▶ **Job**
Work out the number of lines in the listing that include the string "obrotu". Reply with that number alone.

▶ **Supplied information**
====

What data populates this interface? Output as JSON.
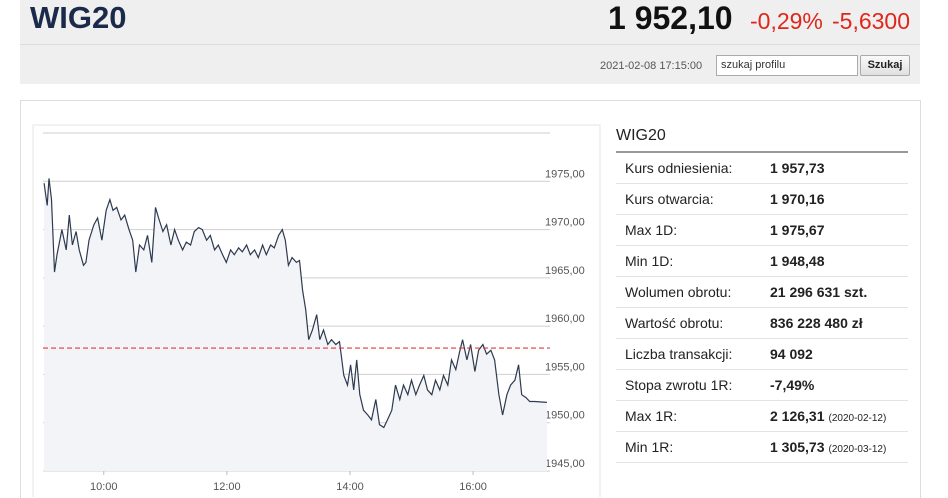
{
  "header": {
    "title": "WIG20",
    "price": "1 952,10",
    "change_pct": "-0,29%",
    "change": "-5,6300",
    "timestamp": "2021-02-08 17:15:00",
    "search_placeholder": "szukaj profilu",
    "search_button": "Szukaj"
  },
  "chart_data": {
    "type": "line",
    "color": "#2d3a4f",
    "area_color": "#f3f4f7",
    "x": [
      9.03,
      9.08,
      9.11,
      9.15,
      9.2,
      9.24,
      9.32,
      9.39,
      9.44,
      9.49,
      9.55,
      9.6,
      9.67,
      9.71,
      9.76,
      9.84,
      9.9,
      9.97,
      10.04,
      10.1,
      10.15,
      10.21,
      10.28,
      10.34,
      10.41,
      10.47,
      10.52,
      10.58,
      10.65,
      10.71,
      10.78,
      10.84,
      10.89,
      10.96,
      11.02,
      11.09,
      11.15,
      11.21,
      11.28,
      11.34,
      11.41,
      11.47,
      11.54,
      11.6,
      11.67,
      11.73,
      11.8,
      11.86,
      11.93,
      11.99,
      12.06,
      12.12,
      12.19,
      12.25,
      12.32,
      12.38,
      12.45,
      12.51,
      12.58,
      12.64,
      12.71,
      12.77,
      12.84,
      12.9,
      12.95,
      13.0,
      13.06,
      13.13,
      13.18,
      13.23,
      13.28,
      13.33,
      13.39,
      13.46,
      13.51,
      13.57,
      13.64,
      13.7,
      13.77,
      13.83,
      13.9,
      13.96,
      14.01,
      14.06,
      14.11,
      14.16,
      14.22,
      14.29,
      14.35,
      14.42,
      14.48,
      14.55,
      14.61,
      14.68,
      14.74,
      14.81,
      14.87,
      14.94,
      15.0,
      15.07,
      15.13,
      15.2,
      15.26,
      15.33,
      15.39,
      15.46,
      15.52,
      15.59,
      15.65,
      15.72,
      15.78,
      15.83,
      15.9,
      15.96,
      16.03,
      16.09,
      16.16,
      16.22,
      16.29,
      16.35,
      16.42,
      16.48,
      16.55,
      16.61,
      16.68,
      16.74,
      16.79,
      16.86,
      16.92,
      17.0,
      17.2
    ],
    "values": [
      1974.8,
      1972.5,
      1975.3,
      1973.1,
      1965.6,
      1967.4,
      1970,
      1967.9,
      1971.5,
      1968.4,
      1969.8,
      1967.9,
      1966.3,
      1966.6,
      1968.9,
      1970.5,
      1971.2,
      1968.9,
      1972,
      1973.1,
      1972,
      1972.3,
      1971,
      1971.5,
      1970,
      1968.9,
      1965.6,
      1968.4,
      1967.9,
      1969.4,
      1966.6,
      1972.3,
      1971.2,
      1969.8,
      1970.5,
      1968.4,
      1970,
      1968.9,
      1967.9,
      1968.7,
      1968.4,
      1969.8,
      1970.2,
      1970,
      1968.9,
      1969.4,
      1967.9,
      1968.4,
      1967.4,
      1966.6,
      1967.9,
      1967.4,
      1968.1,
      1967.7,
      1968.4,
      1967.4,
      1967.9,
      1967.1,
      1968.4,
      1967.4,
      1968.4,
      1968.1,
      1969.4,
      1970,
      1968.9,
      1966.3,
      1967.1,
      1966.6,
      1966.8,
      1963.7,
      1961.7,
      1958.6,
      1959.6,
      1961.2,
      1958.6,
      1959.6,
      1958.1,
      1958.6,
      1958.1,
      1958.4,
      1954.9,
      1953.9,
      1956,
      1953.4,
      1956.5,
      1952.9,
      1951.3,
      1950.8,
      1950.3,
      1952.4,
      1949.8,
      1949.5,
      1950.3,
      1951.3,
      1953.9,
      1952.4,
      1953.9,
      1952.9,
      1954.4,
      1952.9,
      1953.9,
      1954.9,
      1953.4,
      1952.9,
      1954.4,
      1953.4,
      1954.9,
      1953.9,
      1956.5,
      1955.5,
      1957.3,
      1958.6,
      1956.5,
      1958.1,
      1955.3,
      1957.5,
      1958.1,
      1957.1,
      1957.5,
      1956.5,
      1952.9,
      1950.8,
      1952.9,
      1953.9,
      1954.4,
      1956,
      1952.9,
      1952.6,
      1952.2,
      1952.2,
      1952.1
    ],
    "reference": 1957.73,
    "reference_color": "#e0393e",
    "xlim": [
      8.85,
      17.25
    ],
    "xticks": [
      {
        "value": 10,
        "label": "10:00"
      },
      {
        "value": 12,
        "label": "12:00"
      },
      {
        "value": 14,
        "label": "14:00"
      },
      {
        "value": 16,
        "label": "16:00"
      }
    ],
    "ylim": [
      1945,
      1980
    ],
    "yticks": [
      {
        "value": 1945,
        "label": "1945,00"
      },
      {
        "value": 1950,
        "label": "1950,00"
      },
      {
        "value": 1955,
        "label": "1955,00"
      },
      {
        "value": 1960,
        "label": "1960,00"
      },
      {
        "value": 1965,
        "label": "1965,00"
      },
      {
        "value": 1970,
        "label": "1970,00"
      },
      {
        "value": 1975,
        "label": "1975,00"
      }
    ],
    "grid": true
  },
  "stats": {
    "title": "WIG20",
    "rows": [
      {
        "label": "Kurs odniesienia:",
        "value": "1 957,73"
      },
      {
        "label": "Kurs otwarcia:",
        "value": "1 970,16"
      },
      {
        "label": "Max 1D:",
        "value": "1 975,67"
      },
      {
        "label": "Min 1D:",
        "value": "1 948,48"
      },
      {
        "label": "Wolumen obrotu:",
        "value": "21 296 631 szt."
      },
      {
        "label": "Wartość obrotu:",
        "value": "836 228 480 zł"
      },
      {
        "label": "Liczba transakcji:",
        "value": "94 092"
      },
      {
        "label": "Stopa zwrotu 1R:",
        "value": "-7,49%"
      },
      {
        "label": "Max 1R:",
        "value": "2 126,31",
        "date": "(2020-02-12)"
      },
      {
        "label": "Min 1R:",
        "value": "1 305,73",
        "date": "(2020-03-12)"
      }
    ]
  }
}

====

▶ **Response**
2